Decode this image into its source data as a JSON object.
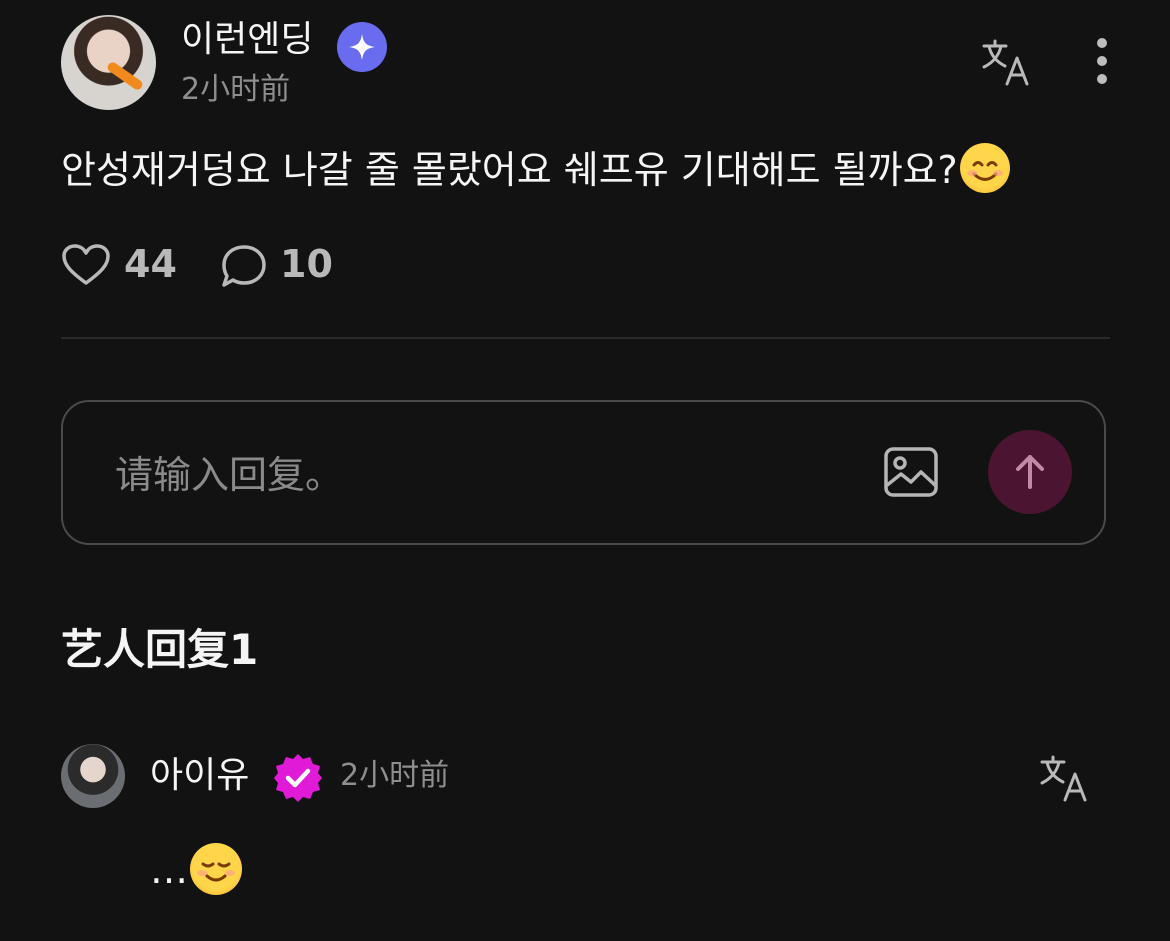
{
  "post": {
    "author_name": "이런엔딩",
    "time": "2小时前",
    "text": "안성재거덩요 나갈 줄 몰랐어요 쉐프유 기대해도 될까요?",
    "likes": "44",
    "comments": "10"
  },
  "reply_box": {
    "placeholder": "请输入回复。"
  },
  "artist_replies": {
    "title": "艺人回复1"
  },
  "comment": {
    "author_name": "아이유",
    "time": "2小时前",
    "text": "…"
  },
  "icons": {
    "badge_star": "sparkle-badge-icon",
    "verified": "verified-badge-icon",
    "translate": "translate-icon",
    "more": "more-vertical-icon",
    "like": "heart-icon",
    "comment": "comment-bubble-icon",
    "image": "image-icon",
    "send": "arrow-up-icon"
  },
  "colors": {
    "background": "#121212",
    "star_badge": "#6a6cf0",
    "verified_badge": "#e11ad8",
    "send_button": "#4b1430",
    "send_arrow": "#c28aa5"
  }
}
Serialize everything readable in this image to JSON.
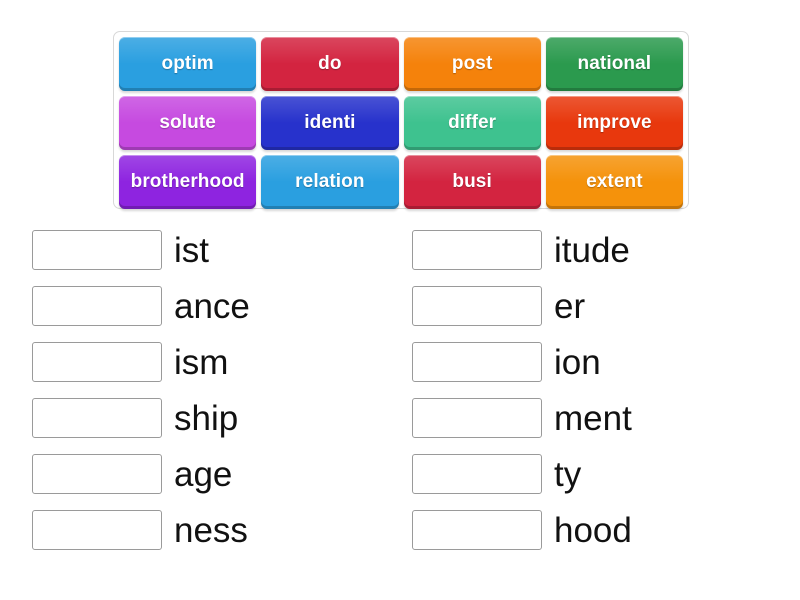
{
  "word_bank": {
    "rows": [
      [
        {
          "label": "optim",
          "color": "#2a9fe0"
        },
        {
          "label": "do",
          "color": "#d32440"
        },
        {
          "label": "post",
          "color": "#f5820b"
        },
        {
          "label": "national",
          "color": "#2b9a4e"
        }
      ],
      [
        {
          "label": "solute",
          "color": "#c64ae0"
        },
        {
          "label": "identi",
          "color": "#2732cc"
        },
        {
          "label": "differ",
          "color": "#3ec28f"
        },
        {
          "label": "improve",
          "color": "#e8380d"
        }
      ],
      [
        {
          "label": "brotherhood",
          "color": "#8e24e0"
        },
        {
          "label": "relation",
          "color": "#2a9fe0"
        },
        {
          "label": "busi",
          "color": "#d32440"
        },
        {
          "label": "extent",
          "color": "#f5920b"
        }
      ]
    ]
  },
  "answers": {
    "left_column": [
      {
        "blank_value": "",
        "suffix": "ist"
      },
      {
        "blank_value": "",
        "suffix": "ance"
      },
      {
        "blank_value": "",
        "suffix": "ism"
      },
      {
        "blank_value": "",
        "suffix": "ship"
      },
      {
        "blank_value": "",
        "suffix": "age"
      },
      {
        "blank_value": "",
        "suffix": "ness"
      }
    ],
    "right_column": [
      {
        "blank_value": "",
        "suffix": "itude"
      },
      {
        "blank_value": "",
        "suffix": "er"
      },
      {
        "blank_value": "",
        "suffix": "ion"
      },
      {
        "blank_value": "",
        "suffix": "ment"
      },
      {
        "blank_value": "",
        "suffix": "ty"
      },
      {
        "blank_value": "",
        "suffix": "hood"
      }
    ]
  }
}
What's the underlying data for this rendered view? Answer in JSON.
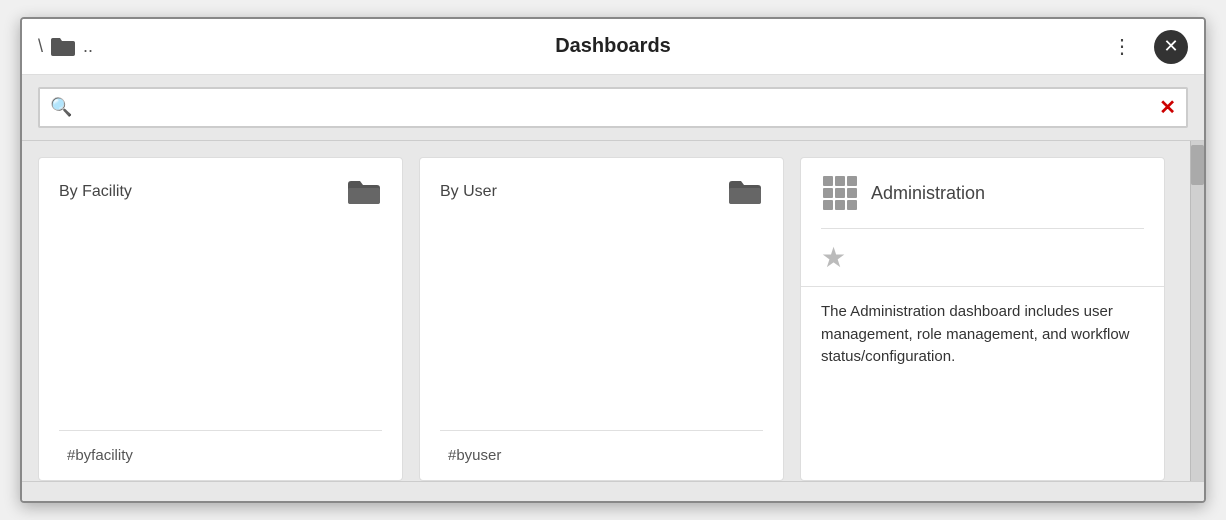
{
  "window": {
    "title": "Dashboards",
    "nav_back": "\\",
    "nav_up": "..",
    "more_icon": "⋮",
    "close_icon": "✕"
  },
  "search": {
    "placeholder": "",
    "clear_icon": "✕"
  },
  "cards": [
    {
      "id": "by-facility",
      "title": "By Facility",
      "tag": "#byfacility",
      "type": "folder"
    },
    {
      "id": "by-user",
      "title": "By User",
      "tag": "#byuser",
      "type": "folder"
    },
    {
      "id": "administration",
      "title": "Administration",
      "description": "The Administration dashboard includes user management, role management, and workflow status/configuration.",
      "type": "app"
    }
  ]
}
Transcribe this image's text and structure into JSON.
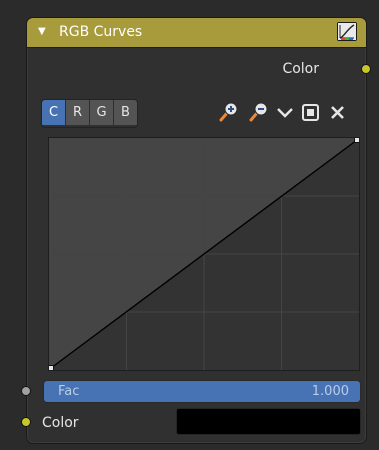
{
  "node": {
    "title": "RGB Curves",
    "collapse_icon": "triangle-down-icon",
    "preview_icon": "node-preview-icon",
    "header_color": "#a89b3c"
  },
  "outputs": {
    "color_label": "Color",
    "socket_color": "#c7c729"
  },
  "channels": {
    "items": [
      "C",
      "R",
      "G",
      "B"
    ],
    "active": "C",
    "active_color": "#4772b3"
  },
  "tools": {
    "icons": [
      "zoom-in-icon",
      "zoom-out-icon",
      "chevron-down-icon",
      "clipping-icon",
      "close-icon"
    ]
  },
  "curve": {
    "points": [
      [
        0,
        0
      ],
      [
        1,
        1
      ]
    ],
    "grid": true
  },
  "inputs": {
    "fac_label": "Fac",
    "fac_value": "1.000",
    "color_label": "Color",
    "color_value": "#000000"
  }
}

--- --- ---

* Work instructions *
Reproduce word for word only the lines between the line containing "Transcribe this image's" and the end of the listing above, both included, and drop any pictures.

* Right answer *
Transcribe this image's text and structure into JSON.
{
  "node": {
    "title": "RGB Curves",
    "collapse_icon": "triangle-down-icon",
    "preview_icon": "node-preview-icon",
    "header_color": "#a89b3c"
  },
  "outputs": {
    "color_label": "Color",
    "socket_color": "#c7c729"
  },
  "channels": {
    "items": [
      "C",
      "R",
      "G",
      "B"
    ],
    "active": "C",
    "active_color": "#4772b3"
  },
  "tools": {
    "icons": [
      "zoom-in-icon",
      "zoom-out-icon",
      "chevron-down-icon",
      "clipping-icon",
      "close-icon"
    ]
  },
  "curve": {
    "points": [
      [
        0,
        0
      ],
      [
        1,
        1
      ]
    ],
    "grid": true
  },
  "inputs": {
    "fac_label": "Fac",
    "fac_value": "1.000",
    "color_label": "Color",
    "color_value": "#000000"
  }
}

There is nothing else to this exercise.